→ **GIVEN TASK 1**:
Could you copy the forum thread word for word from "Well, there will" to "a lot easier."?

→ **SELECTED TEXT**:
────

Current through an Ammeter in an Electric Circuit

[VSayantan]

Homework Statement

[/B]
It is required to find the current through the ammeter, marked A, in the above figure.

Homework Equations

$V=iR$

The Attempt at a Solution

I've redrawn the circuit as follows -

But don't know how to obtain the value $i_3$

 

[Abhishek kumar]

Homework Statement

View attachment 215842[/B]
It is required to find the current through the ammeter, marked A, in the above figure.

Homework Equations

$V=iR$

The Attempt at a Solution

I've redrawn the circuit as follows -
View attachment 215844
But don't know how to obtain the value $i_3$

Apply loop rule

 

[phinds]

You are making this a lot harder than it is. What is the relationship between the two 100ohm resistors to the left of the ammeter?

 

[cnh1995]

Have you studied Thevenin's theorem?

 

[VSayantan]

You are making this a lot harder than it is. What is the relationship between the two 100ohm resistors to the left of the ammeter?

They are connected in parallel.

 

[VSayantan]

Have you studied Thevenin's theorem?

Yes.
But it needs two terminals, right?

 

[phinds]

They are connected in parallel.

So, what do you DO with that information ... ?

 

[VSayantan]

So, what do you DO with that information ... ?

The equivalent resistance is ${\frac {100} {2}}\Omega$
But most of the current will flow through the left-most path, since it has no resistance.
I don't know what to do with the $50 \Omega$ resistance.

 

[phinds]

The equivalent resistance is ${\frac {100} {2}}\Omega$
But most of the current will flow through the left-most path, since it has no resistance.
I don't know what to do with the $50 \Omega$ resistance.

You REALLY want this to be hard, it seems. Try redrawing the circuit, collapsing as many resistances as possible into single resistances.

 

[phinds]

By the way, here's a hint. In terms of solving this circuit for the current through the ammeter, there are only 3 resistors in the reduced drawing. When you get to where this becomes immediately apparent, you will be well on the way to finding it easy to solve resistive circuits.

 

[cnh1995]

Yes.
But it needs two terminals, right?

Well, there will be two open terminals if you open circuit the ammeter to find V_th.

But I believe you should follow phinds' suggestion first (he and I posted almost at the same moment). It is a lot easier.

 

[VSayantan]

You REALLY want this to be hard, it seems. Try redrawing the circuit, collapsing as many resistances as possible into single resistances.

Is this the reduced circuit?

 

[cnh1995]

View attachment 215852
Is this the reduced circuit?

No, the second circuit is the reduced circuit. You can find the ammeter current using simple current division.
What is the resistance of an ammeter, if it is not mentioned in the problem?

 

[phinds]

View attachment 215852
Is this the reduced circuit?

No, you are still missing a valid step (your last step was, as cnh pointed out, invalid). Think about how you could reduce it from 5 resistors to 3 without changing the flow through the ammeter.

 

[VSayantan]

No, the second circuit is the reduced circuit. You can find the ammeter current using simple current division.
What is the resistance of an ammeter, if it is not mentioned in the problem?

The resistance of the ammeter is not given. So, I assume it to have zero resistance.

The equivalent resistance of the last circuit is $60\Omega$?

────

→ **DATASET EXCERPTS**:
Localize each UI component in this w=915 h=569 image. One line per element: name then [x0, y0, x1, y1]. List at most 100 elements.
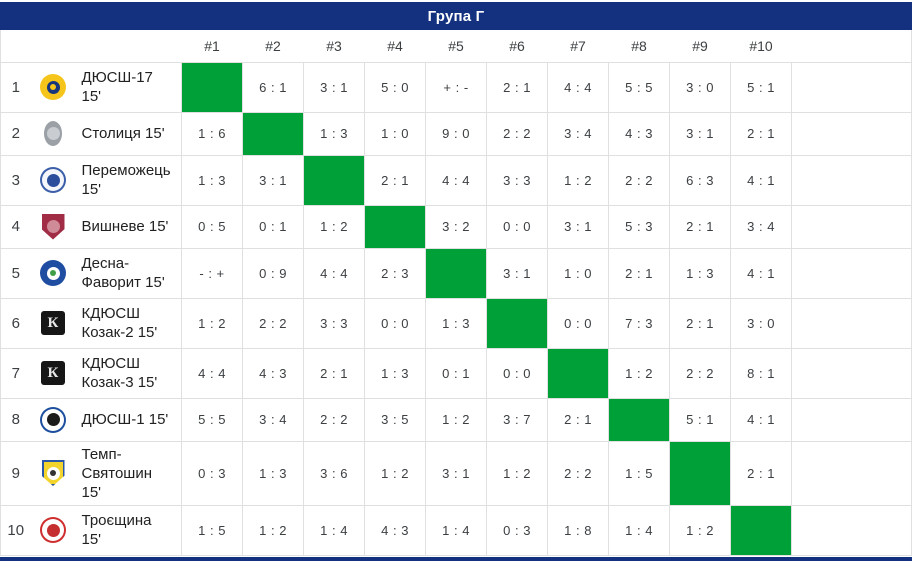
score-cell: 1 : 2: [547, 154, 609, 205]
score-cell: - : +: [181, 247, 243, 298]
dyussh-17-crest: [40, 74, 66, 100]
team-rank: 6: [0, 297, 31, 348]
vyshneve-crest: [41, 213, 65, 240]
score-cell: 0 : 0: [486, 347, 548, 398]
column-header-7: #7: [570, 37, 586, 54]
crest-inner-emblem: [46, 127, 60, 140]
score-cell: 0 : 1: [425, 347, 487, 398]
group-title: Група Г: [427, 7, 485, 25]
score-cell: 1 : 3: [242, 440, 304, 505]
score-cell: 1 : 6: [181, 111, 243, 155]
score-cell: 0 : 3: [181, 440, 243, 505]
team-name: Темп-Святошин 15': [75, 440, 182, 505]
crest-inner-emblem: [46, 220, 60, 233]
own-match-cell: [364, 204, 426, 248]
score-cell: 1 : 2: [486, 440, 548, 505]
team-rank: 3: [0, 154, 31, 205]
team-rank: 1: [0, 61, 31, 112]
own-match-cell: [181, 61, 243, 112]
own-match-cell: [547, 347, 609, 398]
score-cell: 1 : 4: [303, 504, 365, 556]
team-logo-cell: К: [30, 347, 76, 398]
score-cell: 2 : 2: [669, 347, 731, 398]
score-cell: 3 : 4: [730, 204, 792, 248]
team-rank: 8: [0, 397, 31, 441]
spacer-cell: [791, 397, 912, 441]
column-header-1: #1: [204, 37, 220, 54]
score-cell: 3 : 2: [425, 204, 487, 248]
score-cell: 3 : 4: [242, 397, 304, 441]
score-cell: 2 : 2: [547, 440, 609, 505]
score-cell: 3 : 7: [486, 397, 548, 441]
score-cell: 5 : 3: [608, 204, 670, 248]
team-name: Десна-Фаворит 15': [75, 247, 182, 298]
score-cell: 1 : 8: [547, 504, 609, 556]
score-cell: 5 : 1: [669, 397, 731, 441]
column-header-9: #9: [692, 37, 708, 54]
score-cell: 1 : 5: [608, 440, 670, 505]
team-logo-cell: [30, 154, 76, 205]
score-cell: 2 : 3: [364, 247, 426, 298]
score-cell: 1 : 2: [425, 397, 487, 441]
score-cell: 4 : 4: [181, 347, 243, 398]
crest-core-dot: [50, 270, 56, 276]
score-cell: 0 : 0: [486, 204, 548, 248]
kdyussh-kozak-3-crest: К: [41, 361, 65, 385]
score-cell: 2 : 1: [669, 204, 731, 248]
score-cell: 2 : 2: [608, 154, 670, 205]
score-cell: 6 : 3: [669, 154, 731, 205]
score-cell: 3 : 1: [547, 204, 609, 248]
own-match-cell: [608, 397, 670, 441]
team-logo-cell: [30, 111, 76, 155]
score-cell: 1 : 2: [242, 504, 304, 556]
score-cell: 1 : 2: [608, 347, 670, 398]
team-name: Столиця 15': [75, 111, 182, 155]
team-rank: 4: [0, 204, 31, 248]
crest-inner-emblem: [46, 80, 60, 94]
score-cell: 1 : 3: [181, 154, 243, 205]
score-cell: + : -: [425, 61, 487, 112]
crest-inner-emblem: [46, 173, 60, 187]
score-cell: 2 : 1: [364, 154, 426, 205]
score-cell: 1 : 2: [669, 504, 731, 556]
peremozhets-crest: [40, 167, 66, 193]
score-cell: 4 : 3: [242, 347, 304, 398]
score-cell: 2 : 1: [547, 397, 609, 441]
team-logo-cell: К: [30, 297, 76, 348]
score-cell: 7 : 3: [608, 297, 670, 348]
score-cell: 4 : 4: [547, 61, 609, 112]
team-logo-cell: [30, 61, 76, 112]
crest-core-dot: [50, 470, 56, 476]
spacer-cell: [791, 297, 912, 348]
score-cell: 3 : 3: [303, 297, 365, 348]
score-cell: 1 : 3: [364, 347, 426, 398]
score-cell: 5 : 5: [181, 397, 243, 441]
team-name: Переможець 15': [75, 154, 182, 205]
corner-cell: [1, 30, 182, 62]
score-cell: 2 : 1: [303, 347, 365, 398]
score-cell: 2 : 1: [608, 247, 670, 298]
team-name: КДЮСШ Козак-3 15': [75, 347, 182, 398]
score-cell: 9 : 0: [425, 111, 487, 155]
score-cell: 3 : 6: [303, 440, 365, 505]
trailing-header-cell: [792, 30, 912, 62]
crest-letter: К: [47, 364, 59, 381]
score-cell: 5 : 1: [730, 61, 792, 112]
score-cell: 4 : 3: [364, 504, 426, 556]
score-cell: 1 : 3: [303, 111, 365, 155]
score-cell: 4 : 1: [730, 247, 792, 298]
spacer-cell: [791, 504, 912, 556]
score-cell: 5 : 5: [608, 61, 670, 112]
troieshchyna-crest: [40, 517, 66, 543]
score-cell: 4 : 1: [730, 154, 792, 205]
team-rank: 9: [0, 440, 31, 505]
spacer-cell: [791, 154, 912, 205]
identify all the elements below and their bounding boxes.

────

→ **GIVEN TASK 2**:
In the records, take the lines from the line with "score-cell: 1 : 2: [547, 154, 609, 205]" to the line with "crest-inner-emblem: [46, 127, 60, 140]" and write them out again with "score-cell" replaced by "result-cell", changing nothing else. Give only those lines.

→ **RESPONSE 1**:
Well, there will be two open terminals if you open circuit the ammeter to find V_th.

But I believe you should follow phinds' suggestion first (he and I posted almost at the same moment). It is a lot easier.

→ **RESPONSE 2**:
result-cell: 1 : 2: [547, 154, 609, 205]
result-cell: - : +: [181, 247, 243, 298]
dyussh-17-crest: [40, 74, 66, 100]
team-rank: 6: [0, 297, 31, 348]
vyshneve-crest: [41, 213, 65, 240]
result-cell: 0 : 0: [486, 347, 548, 398]
column-header-7: #7: [570, 37, 586, 54]
crest-inner-emblem: [46, 127, 60, 140]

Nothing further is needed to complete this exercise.